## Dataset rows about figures
>> begin

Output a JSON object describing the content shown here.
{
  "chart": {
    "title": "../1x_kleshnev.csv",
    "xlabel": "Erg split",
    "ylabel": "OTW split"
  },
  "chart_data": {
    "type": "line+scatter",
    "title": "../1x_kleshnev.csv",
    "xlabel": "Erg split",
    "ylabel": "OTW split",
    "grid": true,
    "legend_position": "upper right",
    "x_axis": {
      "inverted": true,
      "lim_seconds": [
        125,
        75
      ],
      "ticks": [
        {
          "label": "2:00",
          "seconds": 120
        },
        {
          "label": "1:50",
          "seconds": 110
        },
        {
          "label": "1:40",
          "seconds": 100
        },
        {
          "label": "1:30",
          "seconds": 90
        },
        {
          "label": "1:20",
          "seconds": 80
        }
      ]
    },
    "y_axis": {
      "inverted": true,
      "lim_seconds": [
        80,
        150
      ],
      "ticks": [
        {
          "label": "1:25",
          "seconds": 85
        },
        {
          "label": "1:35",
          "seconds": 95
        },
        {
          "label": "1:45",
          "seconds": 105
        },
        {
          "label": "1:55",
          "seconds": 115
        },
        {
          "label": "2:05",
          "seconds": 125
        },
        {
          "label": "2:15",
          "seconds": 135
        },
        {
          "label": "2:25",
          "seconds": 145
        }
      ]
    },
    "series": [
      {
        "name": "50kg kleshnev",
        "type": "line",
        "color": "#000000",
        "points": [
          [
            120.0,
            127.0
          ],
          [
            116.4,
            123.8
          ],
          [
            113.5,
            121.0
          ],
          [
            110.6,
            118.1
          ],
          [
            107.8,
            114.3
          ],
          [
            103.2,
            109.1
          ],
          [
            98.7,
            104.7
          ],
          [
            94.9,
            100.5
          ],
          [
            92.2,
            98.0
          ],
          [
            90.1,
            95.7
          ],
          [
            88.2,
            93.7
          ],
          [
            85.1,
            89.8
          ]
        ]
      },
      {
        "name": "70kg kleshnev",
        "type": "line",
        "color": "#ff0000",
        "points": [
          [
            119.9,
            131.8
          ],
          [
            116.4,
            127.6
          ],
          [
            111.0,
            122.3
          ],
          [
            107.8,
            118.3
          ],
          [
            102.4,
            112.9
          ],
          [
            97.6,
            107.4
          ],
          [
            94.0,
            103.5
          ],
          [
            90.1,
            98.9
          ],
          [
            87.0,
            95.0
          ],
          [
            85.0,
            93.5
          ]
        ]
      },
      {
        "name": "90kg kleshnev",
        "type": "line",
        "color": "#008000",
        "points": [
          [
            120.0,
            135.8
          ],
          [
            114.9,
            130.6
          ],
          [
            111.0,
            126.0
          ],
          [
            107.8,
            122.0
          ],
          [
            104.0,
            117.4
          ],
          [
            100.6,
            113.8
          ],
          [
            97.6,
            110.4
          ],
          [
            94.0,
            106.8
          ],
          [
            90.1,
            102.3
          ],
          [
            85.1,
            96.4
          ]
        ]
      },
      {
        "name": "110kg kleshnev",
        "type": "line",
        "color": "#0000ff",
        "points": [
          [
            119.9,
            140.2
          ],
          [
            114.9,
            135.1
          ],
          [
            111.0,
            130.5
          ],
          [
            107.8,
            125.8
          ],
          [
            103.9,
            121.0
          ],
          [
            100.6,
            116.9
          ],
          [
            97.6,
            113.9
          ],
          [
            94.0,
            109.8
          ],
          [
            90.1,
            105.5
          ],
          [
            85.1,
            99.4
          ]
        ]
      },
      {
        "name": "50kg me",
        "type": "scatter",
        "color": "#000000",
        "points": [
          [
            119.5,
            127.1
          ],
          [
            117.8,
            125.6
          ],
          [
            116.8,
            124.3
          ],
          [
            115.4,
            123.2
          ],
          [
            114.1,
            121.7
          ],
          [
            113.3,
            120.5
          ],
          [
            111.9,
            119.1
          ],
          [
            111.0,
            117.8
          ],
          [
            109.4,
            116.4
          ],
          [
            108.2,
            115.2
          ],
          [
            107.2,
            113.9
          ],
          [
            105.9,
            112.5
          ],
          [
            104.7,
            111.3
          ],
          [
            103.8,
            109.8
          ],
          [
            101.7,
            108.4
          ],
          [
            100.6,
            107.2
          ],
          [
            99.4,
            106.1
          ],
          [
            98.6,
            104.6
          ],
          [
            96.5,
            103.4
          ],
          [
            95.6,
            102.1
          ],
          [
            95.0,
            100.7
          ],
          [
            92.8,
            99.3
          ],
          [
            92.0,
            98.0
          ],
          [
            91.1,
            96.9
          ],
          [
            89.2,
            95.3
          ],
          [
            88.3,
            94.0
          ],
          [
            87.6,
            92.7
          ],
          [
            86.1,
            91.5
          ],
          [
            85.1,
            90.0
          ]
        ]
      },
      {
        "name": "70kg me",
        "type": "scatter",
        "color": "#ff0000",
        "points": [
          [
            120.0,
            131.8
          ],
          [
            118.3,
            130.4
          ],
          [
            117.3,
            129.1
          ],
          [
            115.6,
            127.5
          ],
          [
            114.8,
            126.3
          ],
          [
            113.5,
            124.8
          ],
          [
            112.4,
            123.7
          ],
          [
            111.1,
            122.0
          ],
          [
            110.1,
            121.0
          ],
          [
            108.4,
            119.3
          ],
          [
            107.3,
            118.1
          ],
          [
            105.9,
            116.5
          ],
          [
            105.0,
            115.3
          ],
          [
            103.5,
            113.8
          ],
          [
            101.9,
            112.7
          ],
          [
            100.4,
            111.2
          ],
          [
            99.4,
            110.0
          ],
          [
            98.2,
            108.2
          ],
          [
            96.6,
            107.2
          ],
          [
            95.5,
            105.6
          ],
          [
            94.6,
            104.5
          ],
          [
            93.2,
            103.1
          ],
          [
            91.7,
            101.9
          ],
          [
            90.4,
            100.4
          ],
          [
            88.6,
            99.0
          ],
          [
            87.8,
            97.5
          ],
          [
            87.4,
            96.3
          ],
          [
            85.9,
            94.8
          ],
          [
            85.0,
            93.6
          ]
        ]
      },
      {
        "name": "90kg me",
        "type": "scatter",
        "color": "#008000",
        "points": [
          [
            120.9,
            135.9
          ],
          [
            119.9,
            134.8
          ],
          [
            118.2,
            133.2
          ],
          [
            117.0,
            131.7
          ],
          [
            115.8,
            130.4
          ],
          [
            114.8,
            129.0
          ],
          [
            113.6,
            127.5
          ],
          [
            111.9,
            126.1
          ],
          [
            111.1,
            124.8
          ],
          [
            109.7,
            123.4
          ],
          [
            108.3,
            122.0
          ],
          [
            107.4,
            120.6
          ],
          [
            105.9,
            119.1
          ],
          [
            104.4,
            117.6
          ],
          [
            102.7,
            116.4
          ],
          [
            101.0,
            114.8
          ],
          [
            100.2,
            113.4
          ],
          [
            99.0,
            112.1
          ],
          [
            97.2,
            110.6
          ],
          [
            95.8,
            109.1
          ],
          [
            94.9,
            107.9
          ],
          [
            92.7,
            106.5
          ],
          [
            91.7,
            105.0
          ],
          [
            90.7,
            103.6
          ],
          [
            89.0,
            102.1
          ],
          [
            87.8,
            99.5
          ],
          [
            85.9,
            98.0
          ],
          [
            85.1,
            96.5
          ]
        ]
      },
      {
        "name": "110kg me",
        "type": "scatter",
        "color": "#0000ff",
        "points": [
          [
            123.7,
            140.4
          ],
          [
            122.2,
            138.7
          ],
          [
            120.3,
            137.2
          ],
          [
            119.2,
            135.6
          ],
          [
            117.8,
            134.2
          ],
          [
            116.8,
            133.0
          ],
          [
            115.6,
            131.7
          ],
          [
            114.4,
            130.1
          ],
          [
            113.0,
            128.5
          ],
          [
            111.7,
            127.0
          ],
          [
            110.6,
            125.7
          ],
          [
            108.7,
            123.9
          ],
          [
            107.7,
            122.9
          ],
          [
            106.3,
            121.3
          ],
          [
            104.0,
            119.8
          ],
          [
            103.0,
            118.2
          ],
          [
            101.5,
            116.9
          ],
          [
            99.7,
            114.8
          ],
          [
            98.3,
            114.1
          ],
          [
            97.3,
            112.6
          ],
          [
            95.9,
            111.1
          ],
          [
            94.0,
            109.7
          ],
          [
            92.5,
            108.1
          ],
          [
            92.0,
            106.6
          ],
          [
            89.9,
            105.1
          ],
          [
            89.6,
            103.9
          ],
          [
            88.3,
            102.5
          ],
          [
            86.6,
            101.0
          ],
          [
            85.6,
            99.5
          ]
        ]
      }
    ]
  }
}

>> end

## Exercise details
Counting only lines of the data above that hold "split", report the total and nothing else.

## Solution to this problem
4